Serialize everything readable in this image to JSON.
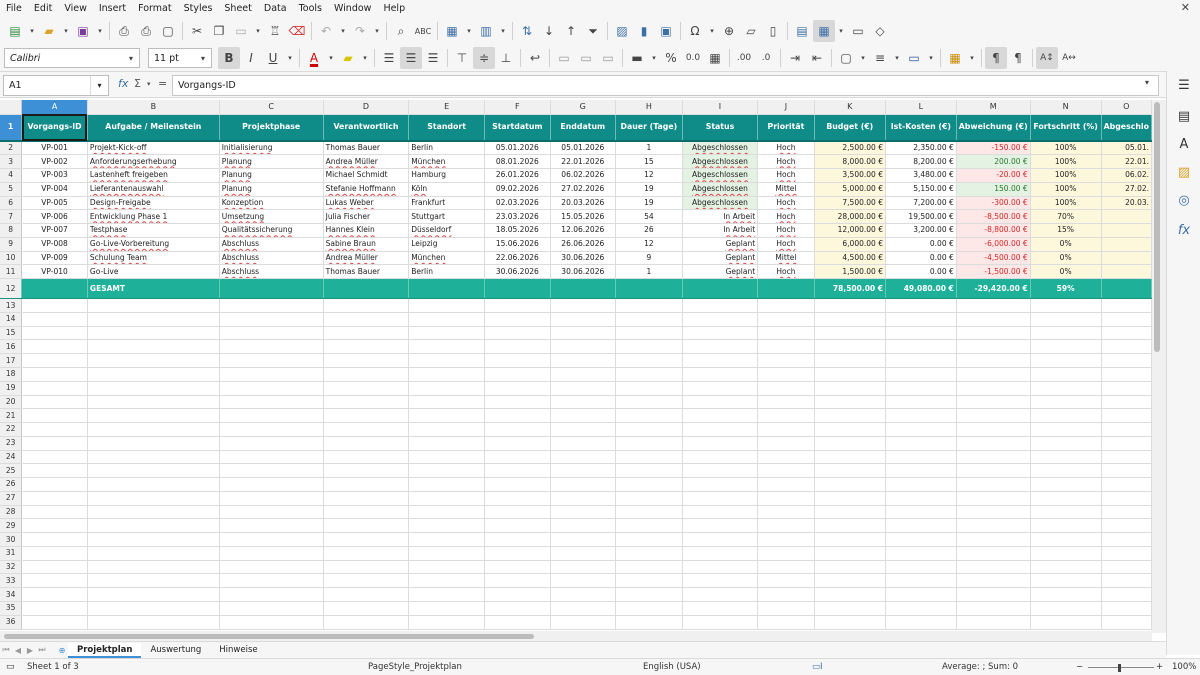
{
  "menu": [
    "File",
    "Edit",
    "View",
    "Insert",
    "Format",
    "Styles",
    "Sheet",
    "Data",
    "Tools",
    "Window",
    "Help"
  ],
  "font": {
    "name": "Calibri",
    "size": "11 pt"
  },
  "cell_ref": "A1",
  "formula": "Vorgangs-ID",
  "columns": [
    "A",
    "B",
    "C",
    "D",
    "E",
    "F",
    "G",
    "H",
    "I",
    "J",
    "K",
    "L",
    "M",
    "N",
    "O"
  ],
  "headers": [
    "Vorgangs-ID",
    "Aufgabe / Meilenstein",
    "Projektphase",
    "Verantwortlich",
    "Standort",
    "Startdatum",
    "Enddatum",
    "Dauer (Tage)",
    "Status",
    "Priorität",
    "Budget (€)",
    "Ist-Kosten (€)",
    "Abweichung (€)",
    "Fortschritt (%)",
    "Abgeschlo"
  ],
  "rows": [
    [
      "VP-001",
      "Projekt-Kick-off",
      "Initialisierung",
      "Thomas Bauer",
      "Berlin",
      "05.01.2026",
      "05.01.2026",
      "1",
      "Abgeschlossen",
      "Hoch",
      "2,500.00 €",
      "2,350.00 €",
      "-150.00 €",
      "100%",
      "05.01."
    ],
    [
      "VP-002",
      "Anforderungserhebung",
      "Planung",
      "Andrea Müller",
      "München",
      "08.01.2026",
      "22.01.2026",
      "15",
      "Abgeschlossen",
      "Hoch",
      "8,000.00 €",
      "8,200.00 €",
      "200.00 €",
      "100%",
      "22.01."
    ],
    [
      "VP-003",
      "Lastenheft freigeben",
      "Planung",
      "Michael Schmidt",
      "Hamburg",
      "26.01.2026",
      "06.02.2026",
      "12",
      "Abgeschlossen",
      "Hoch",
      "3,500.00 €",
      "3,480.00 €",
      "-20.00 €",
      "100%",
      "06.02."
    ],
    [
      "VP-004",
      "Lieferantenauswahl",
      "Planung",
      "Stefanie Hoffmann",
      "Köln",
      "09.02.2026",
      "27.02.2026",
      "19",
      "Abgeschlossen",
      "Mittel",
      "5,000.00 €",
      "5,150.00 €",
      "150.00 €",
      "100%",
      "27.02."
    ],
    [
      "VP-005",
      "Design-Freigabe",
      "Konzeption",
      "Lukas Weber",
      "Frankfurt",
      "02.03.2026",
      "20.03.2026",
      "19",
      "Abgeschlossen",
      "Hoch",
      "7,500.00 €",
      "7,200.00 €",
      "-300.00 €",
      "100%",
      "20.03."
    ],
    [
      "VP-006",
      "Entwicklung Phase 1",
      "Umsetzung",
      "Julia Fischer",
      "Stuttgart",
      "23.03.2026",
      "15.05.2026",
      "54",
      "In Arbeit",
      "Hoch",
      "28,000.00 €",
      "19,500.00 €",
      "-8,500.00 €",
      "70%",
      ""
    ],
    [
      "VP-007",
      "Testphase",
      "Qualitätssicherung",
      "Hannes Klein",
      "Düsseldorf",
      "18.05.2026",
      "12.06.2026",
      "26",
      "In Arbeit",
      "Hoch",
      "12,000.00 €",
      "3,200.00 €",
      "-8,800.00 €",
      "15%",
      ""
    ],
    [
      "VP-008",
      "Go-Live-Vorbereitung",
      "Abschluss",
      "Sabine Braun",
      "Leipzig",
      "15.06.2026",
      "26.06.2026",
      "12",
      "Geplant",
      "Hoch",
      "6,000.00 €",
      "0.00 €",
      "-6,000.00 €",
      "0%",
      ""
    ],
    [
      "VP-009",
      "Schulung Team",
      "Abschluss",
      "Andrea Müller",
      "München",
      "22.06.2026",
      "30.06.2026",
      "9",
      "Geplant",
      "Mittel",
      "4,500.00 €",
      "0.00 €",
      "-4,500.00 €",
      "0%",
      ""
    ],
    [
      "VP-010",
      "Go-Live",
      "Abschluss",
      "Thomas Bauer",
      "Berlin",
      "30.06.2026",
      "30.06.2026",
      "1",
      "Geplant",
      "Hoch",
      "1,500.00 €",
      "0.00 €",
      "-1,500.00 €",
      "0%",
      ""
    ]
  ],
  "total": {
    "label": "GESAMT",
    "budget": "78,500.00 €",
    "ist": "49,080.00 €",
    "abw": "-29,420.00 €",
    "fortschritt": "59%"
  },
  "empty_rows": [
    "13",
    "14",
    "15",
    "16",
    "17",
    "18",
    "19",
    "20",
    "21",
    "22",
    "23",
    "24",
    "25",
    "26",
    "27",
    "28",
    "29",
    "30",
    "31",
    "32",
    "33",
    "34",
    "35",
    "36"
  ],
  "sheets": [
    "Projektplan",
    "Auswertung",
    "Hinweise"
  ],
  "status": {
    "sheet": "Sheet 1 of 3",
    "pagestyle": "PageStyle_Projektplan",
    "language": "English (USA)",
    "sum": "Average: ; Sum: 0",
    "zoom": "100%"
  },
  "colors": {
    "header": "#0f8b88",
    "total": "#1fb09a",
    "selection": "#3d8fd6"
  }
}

------------------------------------------------------------------------

Take the listing and print it again exactly, but without any pictures.

Serialize everything readable in this image to JSON.
{
  "menu": [
    "File",
    "Edit",
    "View",
    "Insert",
    "Format",
    "Styles",
    "Sheet",
    "Data",
    "Tools",
    "Window",
    "Help"
  ],
  "font": {
    "name": "Calibri",
    "size": "11 pt"
  },
  "cell_ref": "A1",
  "formula": "Vorgangs-ID",
  "columns": [
    "A",
    "B",
    "C",
    "D",
    "E",
    "F",
    "G",
    "H",
    "I",
    "J",
    "K",
    "L",
    "M",
    "N",
    "O"
  ],
  "headers": [
    "Vorgangs-ID",
    "Aufgabe / Meilenstein",
    "Projektphase",
    "Verantwortlich",
    "Standort",
    "Startdatum",
    "Enddatum",
    "Dauer (Tage)",
    "Status",
    "Priorität",
    "Budget (€)",
    "Ist-Kosten (€)",
    "Abweichung (€)",
    "Fortschritt (%)",
    "Abgeschlo"
  ],
  "rows": [
    [
      "VP-001",
      "Projekt-Kick-off",
      "Initialisierung",
      "Thomas Bauer",
      "Berlin",
      "05.01.2026",
      "05.01.2026",
      "1",
      "Abgeschlossen",
      "Hoch",
      "2,500.00 €",
      "2,350.00 €",
      "-150.00 €",
      "100%",
      "05.01."
    ],
    [
      "VP-002",
      "Anforderungserhebung",
      "Planung",
      "Andrea Müller",
      "München",
      "08.01.2026",
      "22.01.2026",
      "15",
      "Abgeschlossen",
      "Hoch",
      "8,000.00 €",
      "8,200.00 €",
      "200.00 €",
      "100%",
      "22.01."
    ],
    [
      "VP-003",
      "Lastenheft freigeben",
      "Planung",
      "Michael Schmidt",
      "Hamburg",
      "26.01.2026",
      "06.02.2026",
      "12",
      "Abgeschlossen",
      "Hoch",
      "3,500.00 €",
      "3,480.00 €",
      "-20.00 €",
      "100%",
      "06.02."
    ],
    [
      "VP-004",
      "Lieferantenauswahl",
      "Planung",
      "Stefanie Hoffmann",
      "Köln",
      "09.02.2026",
      "27.02.2026",
      "19",
      "Abgeschlossen",
      "Mittel",
      "5,000.00 €",
      "5,150.00 €",
      "150.00 €",
      "100%",
      "27.02."
    ],
    [
      "VP-005",
      "Design-Freigabe",
      "Konzeption",
      "Lukas Weber",
      "Frankfurt",
      "02.03.2026",
      "20.03.2026",
      "19",
      "Abgeschlossen",
      "Hoch",
      "7,500.00 €",
      "7,200.00 €",
      "-300.00 €",
      "100%",
      "20.03."
    ],
    [
      "VP-006",
      "Entwicklung Phase 1",
      "Umsetzung",
      "Julia Fischer",
      "Stuttgart",
      "23.03.2026",
      "15.05.2026",
      "54",
      "In Arbeit",
      "Hoch",
      "28,000.00 €",
      "19,500.00 €",
      "-8,500.00 €",
      "70%",
      ""
    ],
    [
      "VP-007",
      "Testphase",
      "Qualitätssicherung",
      "Hannes Klein",
      "Düsseldorf",
      "18.05.2026",
      "12.06.2026",
      "26",
      "In Arbeit",
      "Hoch",
      "12,000.00 €",
      "3,200.00 €",
      "-8,800.00 €",
      "15%",
      ""
    ],
    [
      "VP-008",
      "Go-Live-Vorbereitung",
      "Abschluss",
      "Sabine Braun",
      "Leipzig",
      "15.06.2026",
      "26.06.2026",
      "12",
      "Geplant",
      "Hoch",
      "6,000.00 €",
      "0.00 €",
      "-6,000.00 €",
      "0%",
      ""
    ],
    [
      "VP-009",
      "Schulung Team",
      "Abschluss",
      "Andrea Müller",
      "München",
      "22.06.2026",
      "30.06.2026",
      "9",
      "Geplant",
      "Mittel",
      "4,500.00 €",
      "0.00 €",
      "-4,500.00 €",
      "0%",
      ""
    ],
    [
      "VP-010",
      "Go-Live",
      "Abschluss",
      "Thomas Bauer",
      "Berlin",
      "30.06.2026",
      "30.06.2026",
      "1",
      "Geplant",
      "Hoch",
      "1,500.00 €",
      "0.00 €",
      "-1,500.00 €",
      "0%",
      ""
    ]
  ],
  "total": {
    "label": "GESAMT",
    "budget": "78,500.00 €",
    "ist": "49,080.00 €",
    "abw": "-29,420.00 €",
    "fortschritt": "59%"
  },
  "empty_rows": [
    "13",
    "14",
    "15",
    "16",
    "17",
    "18",
    "19",
    "20",
    "21",
    "22",
    "23",
    "24",
    "25",
    "26",
    "27",
    "28",
    "29",
    "30",
    "31",
    "32",
    "33",
    "34",
    "35",
    "36"
  ],
  "sheets": [
    "Projektplan",
    "Auswertung",
    "Hinweise"
  ],
  "status": {
    "sheet": "Sheet 1 of 3",
    "pagestyle": "PageStyle_Projektplan",
    "language": "English (USA)",
    "sum": "Average: ; Sum: 0",
    "zoom": "100%"
  },
  "colors": {
    "header": "#0f8b88",
    "total": "#1fb09a",
    "selection": "#3d8fd6"
  }
}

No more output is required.